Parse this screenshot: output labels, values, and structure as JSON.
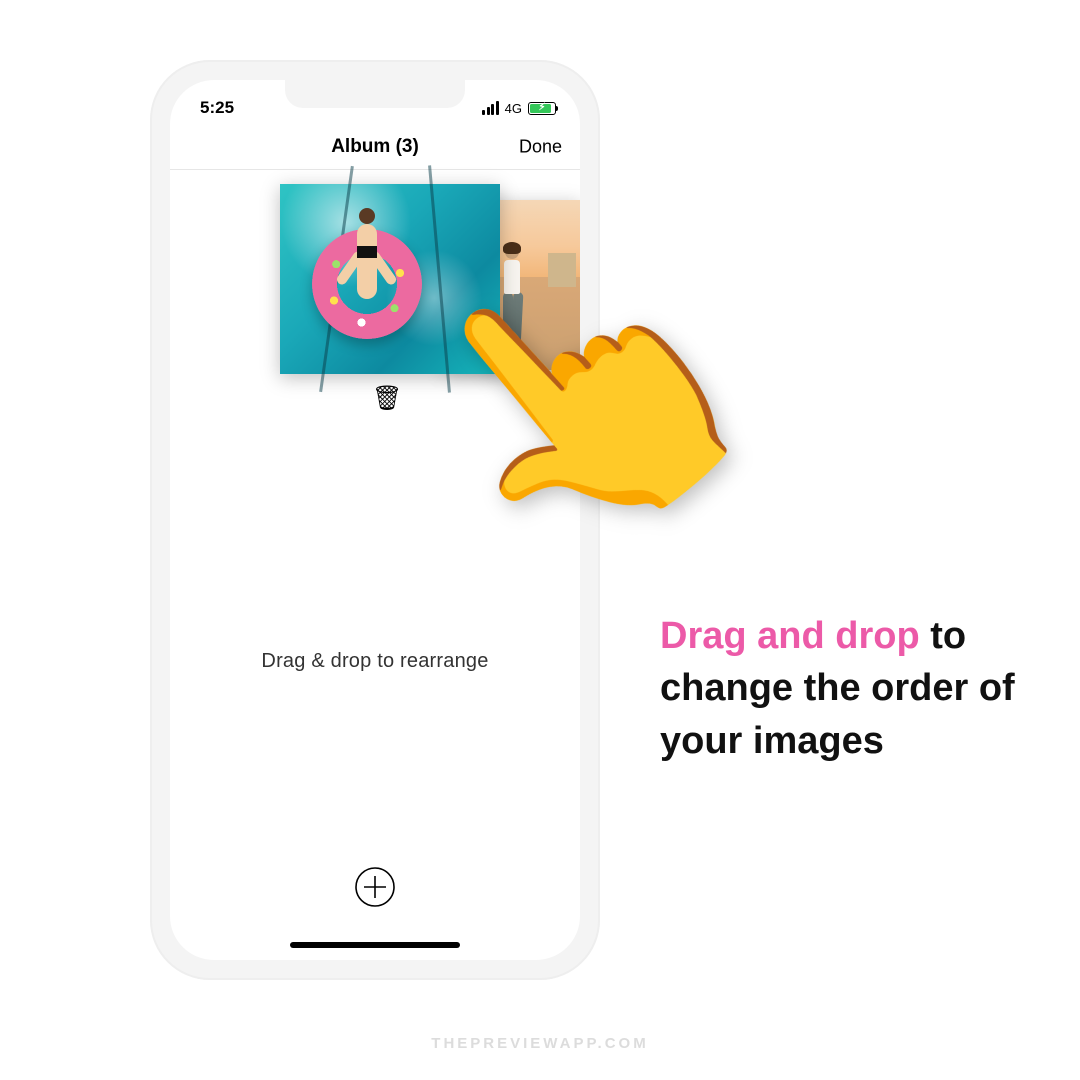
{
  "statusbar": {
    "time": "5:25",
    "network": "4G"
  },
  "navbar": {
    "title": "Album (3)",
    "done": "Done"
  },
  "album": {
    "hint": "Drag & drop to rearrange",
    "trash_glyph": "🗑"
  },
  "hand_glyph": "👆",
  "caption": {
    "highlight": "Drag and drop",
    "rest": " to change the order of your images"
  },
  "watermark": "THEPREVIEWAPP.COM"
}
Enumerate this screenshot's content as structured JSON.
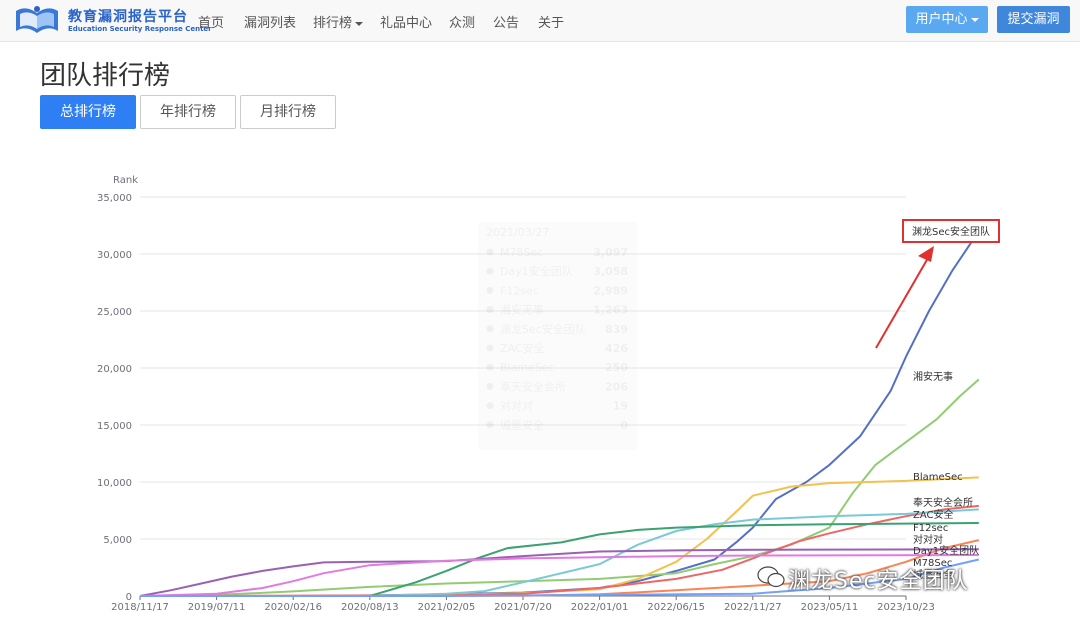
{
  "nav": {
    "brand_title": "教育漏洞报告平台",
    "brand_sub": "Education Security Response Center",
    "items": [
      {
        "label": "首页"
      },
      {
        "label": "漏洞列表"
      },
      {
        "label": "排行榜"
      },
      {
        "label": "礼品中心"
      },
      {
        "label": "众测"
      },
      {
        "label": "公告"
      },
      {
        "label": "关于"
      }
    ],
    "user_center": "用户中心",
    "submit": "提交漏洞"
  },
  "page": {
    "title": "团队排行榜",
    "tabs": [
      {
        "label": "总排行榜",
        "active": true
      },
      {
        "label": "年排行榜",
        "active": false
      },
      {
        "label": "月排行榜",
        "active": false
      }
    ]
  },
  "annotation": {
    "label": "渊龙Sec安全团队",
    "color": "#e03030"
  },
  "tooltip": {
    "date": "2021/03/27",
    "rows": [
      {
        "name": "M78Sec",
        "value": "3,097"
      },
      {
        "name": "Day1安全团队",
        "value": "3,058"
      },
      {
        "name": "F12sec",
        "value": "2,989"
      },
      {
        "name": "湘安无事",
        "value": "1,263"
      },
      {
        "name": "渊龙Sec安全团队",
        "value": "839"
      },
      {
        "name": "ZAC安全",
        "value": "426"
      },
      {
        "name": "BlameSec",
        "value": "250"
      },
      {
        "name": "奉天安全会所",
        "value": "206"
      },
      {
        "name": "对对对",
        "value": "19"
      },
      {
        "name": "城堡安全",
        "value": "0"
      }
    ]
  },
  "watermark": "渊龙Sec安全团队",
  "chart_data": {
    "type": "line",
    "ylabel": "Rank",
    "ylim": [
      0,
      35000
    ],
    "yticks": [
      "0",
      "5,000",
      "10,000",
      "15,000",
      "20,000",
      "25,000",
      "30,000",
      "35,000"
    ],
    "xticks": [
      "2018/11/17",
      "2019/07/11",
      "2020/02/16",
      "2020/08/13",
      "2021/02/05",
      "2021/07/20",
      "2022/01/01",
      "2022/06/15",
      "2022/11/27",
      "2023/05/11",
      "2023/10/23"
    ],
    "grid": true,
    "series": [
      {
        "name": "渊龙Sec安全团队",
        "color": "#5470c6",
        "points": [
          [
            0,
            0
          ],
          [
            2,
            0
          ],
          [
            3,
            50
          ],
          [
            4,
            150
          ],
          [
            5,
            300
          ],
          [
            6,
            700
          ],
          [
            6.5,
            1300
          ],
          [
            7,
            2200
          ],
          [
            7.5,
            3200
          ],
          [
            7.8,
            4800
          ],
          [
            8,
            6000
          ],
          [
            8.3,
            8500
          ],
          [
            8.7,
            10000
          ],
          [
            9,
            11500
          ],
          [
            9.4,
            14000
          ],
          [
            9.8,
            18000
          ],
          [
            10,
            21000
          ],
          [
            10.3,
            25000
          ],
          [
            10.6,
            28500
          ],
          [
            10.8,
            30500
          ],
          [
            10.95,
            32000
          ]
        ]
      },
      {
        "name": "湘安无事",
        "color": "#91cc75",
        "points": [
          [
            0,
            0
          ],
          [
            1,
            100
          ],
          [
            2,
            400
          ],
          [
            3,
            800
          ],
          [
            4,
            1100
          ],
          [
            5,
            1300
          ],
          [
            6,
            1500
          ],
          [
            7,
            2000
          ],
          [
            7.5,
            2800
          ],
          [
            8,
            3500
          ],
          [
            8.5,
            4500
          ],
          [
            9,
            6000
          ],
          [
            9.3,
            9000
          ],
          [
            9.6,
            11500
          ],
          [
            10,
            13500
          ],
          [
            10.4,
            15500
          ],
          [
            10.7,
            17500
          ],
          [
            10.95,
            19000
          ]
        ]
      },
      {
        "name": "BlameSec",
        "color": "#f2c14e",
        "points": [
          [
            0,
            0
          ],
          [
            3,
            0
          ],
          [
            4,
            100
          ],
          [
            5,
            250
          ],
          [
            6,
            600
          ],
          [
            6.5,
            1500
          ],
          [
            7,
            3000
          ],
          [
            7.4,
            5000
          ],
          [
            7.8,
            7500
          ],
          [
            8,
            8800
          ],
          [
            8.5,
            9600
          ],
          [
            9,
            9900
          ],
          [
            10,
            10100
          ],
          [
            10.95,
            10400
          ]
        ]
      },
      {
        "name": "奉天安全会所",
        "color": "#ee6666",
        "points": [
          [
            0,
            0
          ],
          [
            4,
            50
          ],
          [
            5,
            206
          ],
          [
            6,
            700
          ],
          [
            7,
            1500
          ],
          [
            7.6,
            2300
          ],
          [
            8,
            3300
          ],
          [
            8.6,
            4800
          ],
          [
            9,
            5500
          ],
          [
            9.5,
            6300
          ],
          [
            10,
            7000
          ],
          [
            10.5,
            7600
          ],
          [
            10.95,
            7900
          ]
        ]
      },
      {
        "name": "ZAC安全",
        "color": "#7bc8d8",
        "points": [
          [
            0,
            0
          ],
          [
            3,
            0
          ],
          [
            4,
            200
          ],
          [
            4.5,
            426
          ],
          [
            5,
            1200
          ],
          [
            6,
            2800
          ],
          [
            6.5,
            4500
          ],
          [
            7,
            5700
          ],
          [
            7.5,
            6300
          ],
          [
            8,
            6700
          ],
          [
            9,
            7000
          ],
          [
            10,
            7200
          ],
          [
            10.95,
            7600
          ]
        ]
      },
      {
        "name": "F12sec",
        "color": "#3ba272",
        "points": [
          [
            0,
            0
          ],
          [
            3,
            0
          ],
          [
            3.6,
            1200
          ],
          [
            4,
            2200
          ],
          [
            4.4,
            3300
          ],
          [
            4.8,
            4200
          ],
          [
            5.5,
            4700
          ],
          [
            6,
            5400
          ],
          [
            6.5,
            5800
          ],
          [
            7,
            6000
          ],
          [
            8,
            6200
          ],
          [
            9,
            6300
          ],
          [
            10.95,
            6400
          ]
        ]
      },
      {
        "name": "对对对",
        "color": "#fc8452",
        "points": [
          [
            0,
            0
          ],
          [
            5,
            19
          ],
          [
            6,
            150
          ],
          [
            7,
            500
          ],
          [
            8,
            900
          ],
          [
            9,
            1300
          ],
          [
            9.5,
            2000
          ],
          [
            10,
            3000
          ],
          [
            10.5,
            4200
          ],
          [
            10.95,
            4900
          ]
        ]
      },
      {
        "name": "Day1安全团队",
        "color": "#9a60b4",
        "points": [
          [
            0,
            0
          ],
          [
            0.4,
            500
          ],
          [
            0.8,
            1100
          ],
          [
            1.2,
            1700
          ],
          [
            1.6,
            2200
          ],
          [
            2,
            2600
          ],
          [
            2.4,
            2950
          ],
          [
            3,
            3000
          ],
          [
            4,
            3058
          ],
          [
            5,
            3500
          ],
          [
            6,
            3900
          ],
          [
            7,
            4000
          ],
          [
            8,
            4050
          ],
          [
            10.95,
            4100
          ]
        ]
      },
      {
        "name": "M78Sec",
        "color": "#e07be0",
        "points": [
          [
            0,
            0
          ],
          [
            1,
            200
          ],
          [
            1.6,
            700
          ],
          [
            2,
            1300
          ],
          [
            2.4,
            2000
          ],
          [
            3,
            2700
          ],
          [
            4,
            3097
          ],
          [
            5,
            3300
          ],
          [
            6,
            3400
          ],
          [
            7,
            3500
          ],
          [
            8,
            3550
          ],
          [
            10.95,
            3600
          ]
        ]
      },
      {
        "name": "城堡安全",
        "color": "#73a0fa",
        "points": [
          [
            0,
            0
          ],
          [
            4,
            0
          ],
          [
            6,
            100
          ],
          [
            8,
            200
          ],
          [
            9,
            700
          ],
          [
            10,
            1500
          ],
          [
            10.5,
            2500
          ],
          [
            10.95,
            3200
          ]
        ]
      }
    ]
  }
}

Your goal
Which lines of the data include "渊龙Sec安全团队"? Copy each of them.

Response below
    "label": "渊龙Sec安全团队",
        "name": "渊龙Sec安全团队",
  "watermark": "渊龙Sec安全团队",
        "name": "渊龙Sec安全团队",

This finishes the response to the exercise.